Dataset items:
__________________________________________________

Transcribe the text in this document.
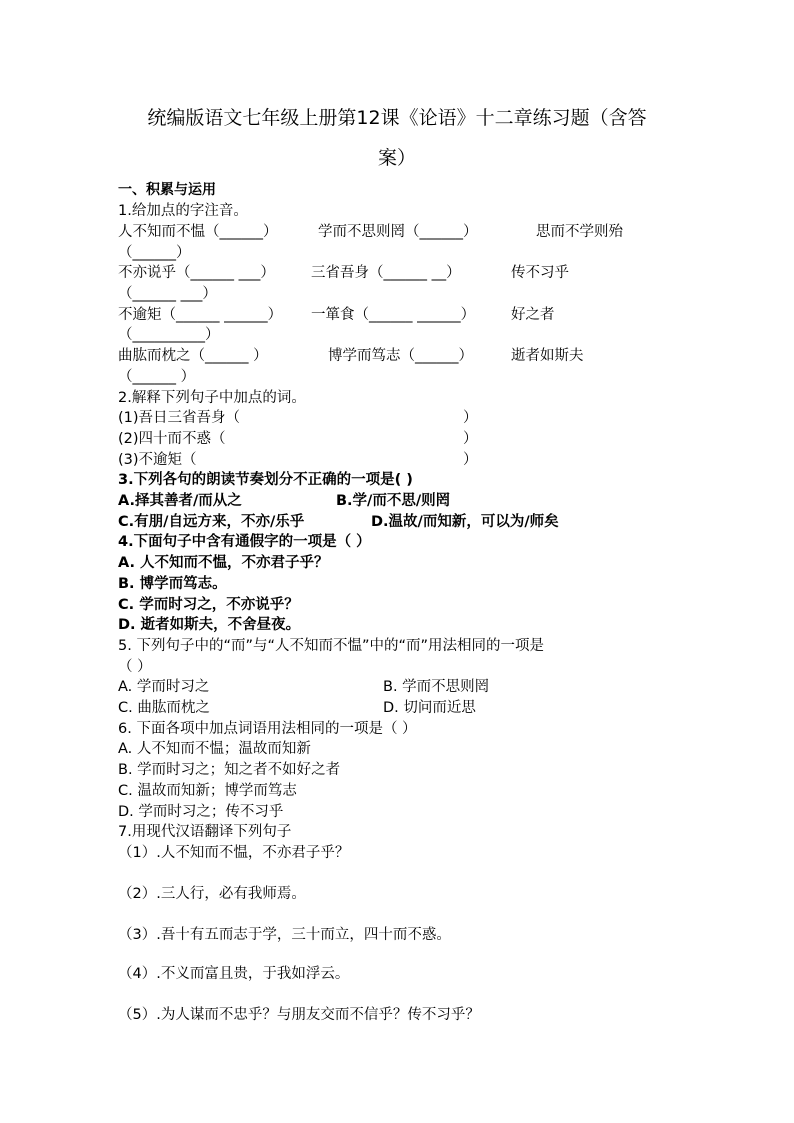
统编版语文七年级上册第12课《论语》十二章练习题（含答
案）
一、积累与运用
1.给加点的字注音。
人不知而不愠（______）	学而不思则罔（______）	思而不学则殆
（______）
不亦说乎（______ ___） 三省吾身（______ __）	传不习乎
（______ ___）
不逾矩（______ ______） 一箪食（______ ______） 好之者
（__________）
曲肱而枕之（______ ）	博学而笃志（______）	逝者如斯夫
（______ ）
2.解释下列句子中加点的词。
(1)吾日三省吾身（	）
(2)四十而不惑（	）
(3)不逾矩（	）
3.下列各句的朗读节奏划分不正确的一项是( )
A.择其善者/而从之	B.学/而不思/则罔
C.有朋/自远方来，不亦/乐乎	D.温故/而知新，可以为/师矣
4.下面句子中含有通假字的一项是（ ）
A. 人不知而不愠，不亦君子乎？
B. 博学而笃志。
C. 学而时习之，不亦说乎？
D. 逝者如斯夫，不舍昼夜。
5. 下列句子中的“而”与“人不知而不愠”中的“而”用法相同的一项是
（ ）
A. 学而时习之	B. 学而不思则罔
C. 曲肱而枕之	D. 切问而近思
6. 下面各项中加点词语用法相同的一项是（ ）
A. 人不知而不愠；温故而知新
B. 学而时习之；知之者不如好之者
C. 温故而知新；博学而笃志
D. 学而时习之；传不习乎
7.用现代汉语翻译下列句子
（1）.人不知而不愠，不亦君子乎？
（2）.三人行，必有我师焉。
（3）.吾十有五而志于学，三十而立，四十而不惑。
（4）.不义而富且贵，于我如浮云。
（5）.为人谋而不忠乎？与朋友交而不信乎？传不习乎？
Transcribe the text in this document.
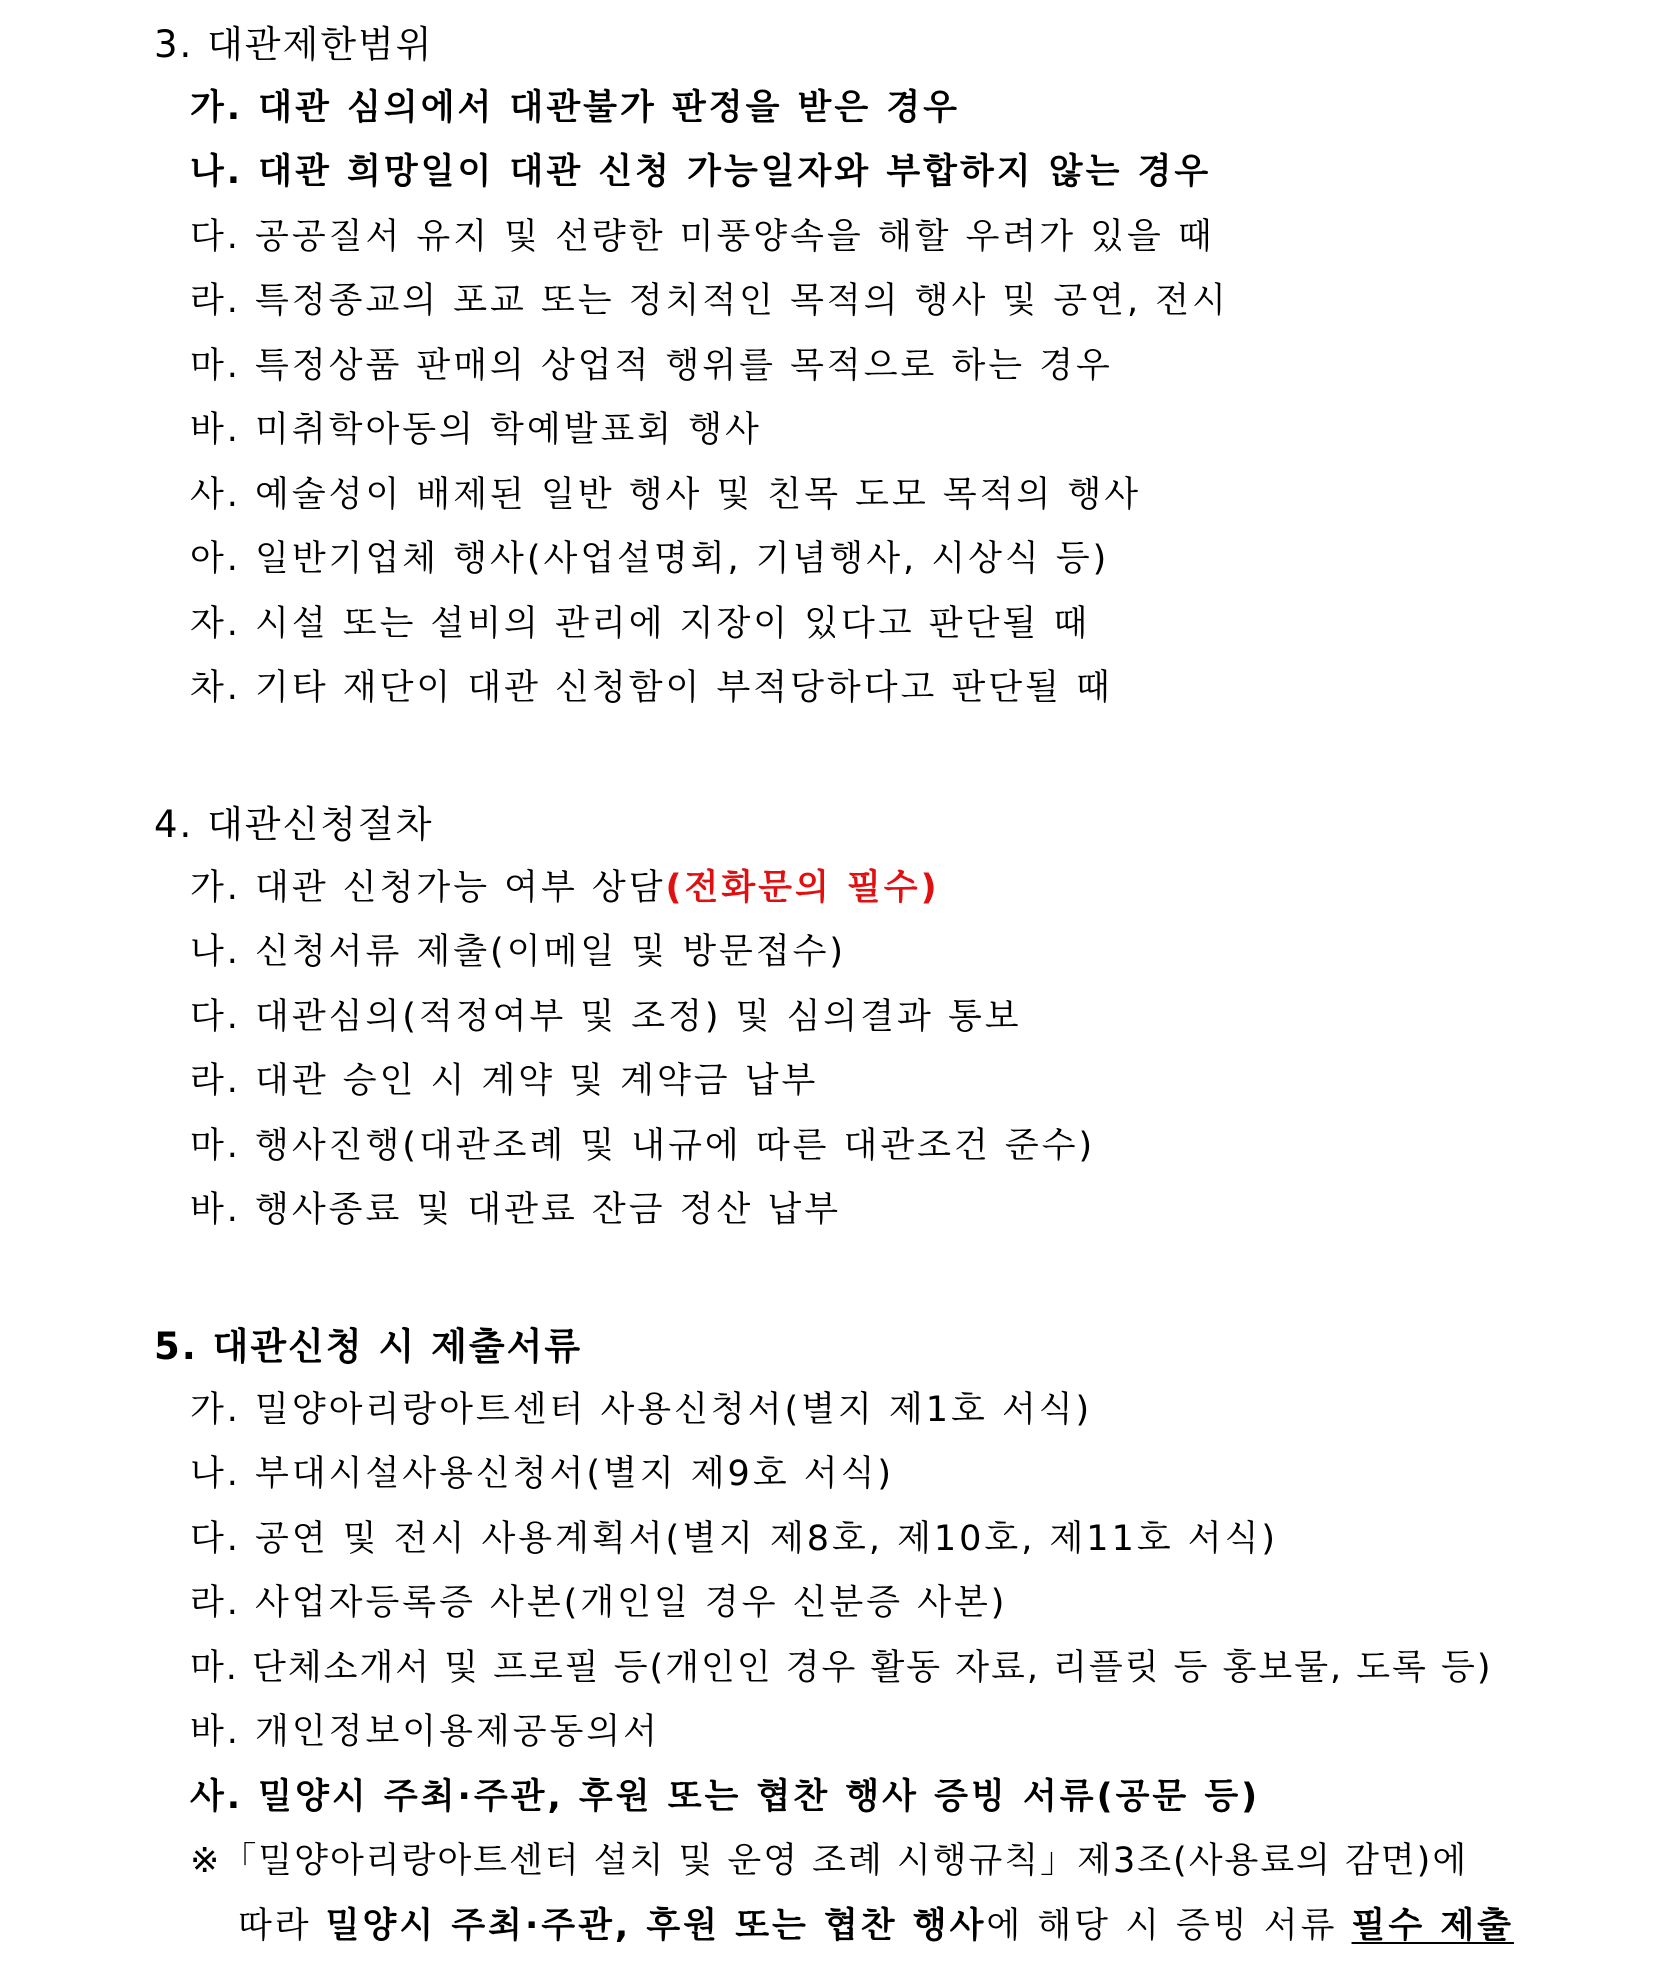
3. 대관제한범위
가. 대관 심의에서 대관불가 판정을 받은 경우
나. 대관 희망일이 대관 신청 가능일자와 부합하지 않는 경우
다. 공공질서 유지 및 선량한 미풍양속을 해할 우려가 있을 때
라. 특정종교의 포교 또는 정치적인 목적의 행사 및 공연, 전시
마. 특정상품 판매의 상업적 행위를 목적으로 하는 경우
바. 미취학아동의 학예발표회 행사
사. 예술성이 배제된 일반 행사 및 친목 도모 목적의 행사
아. 일반기업체 행사(사업설명회, 기념행사, 시상식 등)
자. 시설 또는 설비의 관리에 지장이 있다고 판단될 때
차. 기타 재단이 대관 신청함이 부적당하다고 판단될 때
4. 대관신청절차
가. 대관 신청가능 여부 상담(전화문의 필수)
나. 신청서류 제출(이메일 및 방문접수)
다. 대관심의(적정여부 및 조정) 및 심의결과 통보
라. 대관 승인 시 계약 및 계약금 납부
마. 행사진행(대관조례 및 내규에 따른 대관조건 준수)
바. 행사종료 및 대관료 잔금 정산 납부
5. 대관신청 시 제출서류
가. 밀양아리랑아트센터 사용신청서(별지 제1호 서식)
나. 부대시설사용신청서(별지 제9호 서식)
다. 공연 및 전시 사용계획서(별지 제8호, 제10호, 제11호 서식)
라. 사업자등록증 사본(개인일 경우 신분증 사본)
마. 단체소개서 및 프로필 등(개인인 경우 활동 자료, 리플릿 등 홍보물, 도록 등)
바. 개인정보이용제공동의서
사. 밀양시 주최·주관, 후원 또는 협찬 행사 증빙 서류(공문 등)
※「밀양아리랑아트센터 설치 및 운영 조례 시행규칙」제3조(사용료의 감면)에
따라 밀양시 주최·주관, 후원 또는 협찬 행사에 해당 시 증빙 서류 필수 제출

__________________________________________________

* Exercise brief
Within the entries above, report how many lines include "学而时习之", and keep the answer to the number.

* Finished exercise
4